## Begin Data rows
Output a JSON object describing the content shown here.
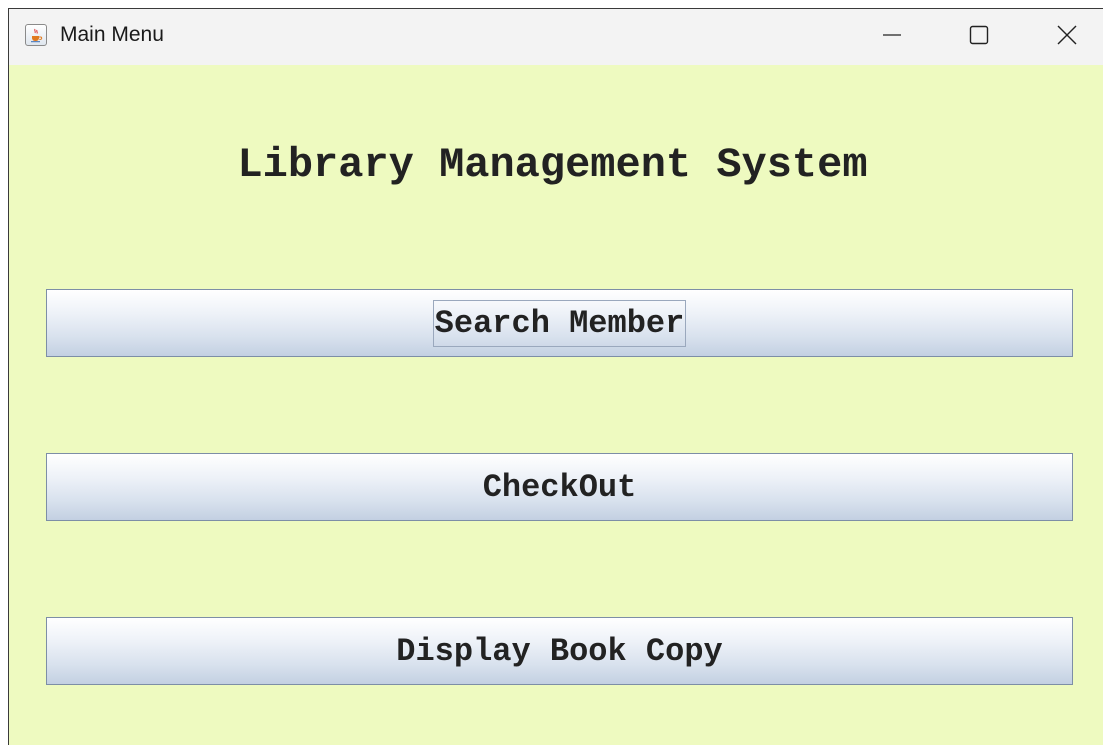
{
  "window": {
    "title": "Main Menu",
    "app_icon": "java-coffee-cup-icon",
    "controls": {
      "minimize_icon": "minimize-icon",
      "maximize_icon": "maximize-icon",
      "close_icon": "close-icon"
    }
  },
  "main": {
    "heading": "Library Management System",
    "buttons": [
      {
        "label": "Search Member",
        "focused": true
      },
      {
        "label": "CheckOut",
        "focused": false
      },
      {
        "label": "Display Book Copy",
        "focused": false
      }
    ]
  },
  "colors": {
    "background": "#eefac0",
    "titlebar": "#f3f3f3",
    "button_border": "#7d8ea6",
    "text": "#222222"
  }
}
## End Data rows
Reproduce the full listing above verbatim, with no pictures included.

Output a JSON object describing the content shown here.
{
  "window": {
    "title": "Main Menu",
    "app_icon": "java-coffee-cup-icon",
    "controls": {
      "minimize_icon": "minimize-icon",
      "maximize_icon": "maximize-icon",
      "close_icon": "close-icon"
    }
  },
  "main": {
    "heading": "Library Management System",
    "buttons": [
      {
        "label": "Search Member",
        "focused": true
      },
      {
        "label": "CheckOut",
        "focused": false
      },
      {
        "label": "Display Book Copy",
        "focused": false
      }
    ]
  },
  "colors": {
    "background": "#eefac0",
    "titlebar": "#f3f3f3",
    "button_border": "#7d8ea6",
    "text": "#222222"
  }
}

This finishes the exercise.